* Begin ENTRIES PROVIDED *

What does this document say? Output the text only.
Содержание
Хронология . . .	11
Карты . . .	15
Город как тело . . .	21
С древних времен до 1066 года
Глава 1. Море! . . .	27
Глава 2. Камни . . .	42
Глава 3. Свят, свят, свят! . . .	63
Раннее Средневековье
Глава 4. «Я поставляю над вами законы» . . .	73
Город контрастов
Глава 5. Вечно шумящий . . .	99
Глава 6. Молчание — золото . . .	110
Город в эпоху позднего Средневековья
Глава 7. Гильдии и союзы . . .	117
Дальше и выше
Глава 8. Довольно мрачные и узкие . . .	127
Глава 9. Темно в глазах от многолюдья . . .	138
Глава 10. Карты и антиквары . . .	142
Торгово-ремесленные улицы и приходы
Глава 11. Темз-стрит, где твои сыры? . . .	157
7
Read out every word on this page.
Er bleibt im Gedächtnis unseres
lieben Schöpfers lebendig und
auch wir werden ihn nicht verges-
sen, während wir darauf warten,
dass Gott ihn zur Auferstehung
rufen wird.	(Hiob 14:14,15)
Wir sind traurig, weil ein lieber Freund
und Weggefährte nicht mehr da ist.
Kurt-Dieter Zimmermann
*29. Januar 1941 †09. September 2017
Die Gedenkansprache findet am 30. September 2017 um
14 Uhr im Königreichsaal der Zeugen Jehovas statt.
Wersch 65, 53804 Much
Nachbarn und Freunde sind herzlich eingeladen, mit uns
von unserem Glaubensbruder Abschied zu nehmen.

* End ENTRIES PROVIDED *

Above are some records; extract every one of them exactly.

● **FULL ANSWER**
What does this document say? Output the text only.
Содержание
Хронология . . .	11
Карты . . .	15
Город как тело . . .	21
С древних времен до 1066 года
Глава 1. Море! . . .	27
Глава 2. Камни . . .	42
Глава 3. Свят, свят, свят! . . .	63
Раннее Средневековье
Глава 4. «Я поставляю над вами законы» . . .	73
Город контрастов
Глава 5. Вечно шумящий . . .	99
Глава 6. Молчание — золото . . .	110
Город в эпоху позднего Средневековья
Глава 7. Гильдии и союзы . . .	117
Дальше и выше
Глава 8. Довольно мрачные и узкие . . .	127
Глава 9. Темно в глазах от многолюдья . . .	138
Глава 10. Карты и антиквары . . .	142
Торгово-ремесленные улицы и приходы
Глава 11. Темз-стрит, где твои сыры? . . .	157
7
Read out every word on this page.
Er bleibt im Gedächtnis unseres
lieben Schöpfers lebendig und
auch wir werden ihn nicht verges-
sen, während wir darauf warten,
dass Gott ihn zur Auferstehung
rufen wird.	(Hiob 14:14,15)
Wir sind traurig, weil ein lieber Freund
und Weggefährte nicht mehr da ist.
Kurt-Dieter Zimmermann
*29. Januar 1941 †09. September 2017
Die Gedenkansprache findet am 30. September 2017 um
14 Uhr im Königreichsaal der Zeugen Jehovas statt.
Wersch 65, 53804 Much
Nachbarn und Freunde sind herzlich eingeladen, mit uns
von unserem Glaubensbruder Abschied zu nehmen.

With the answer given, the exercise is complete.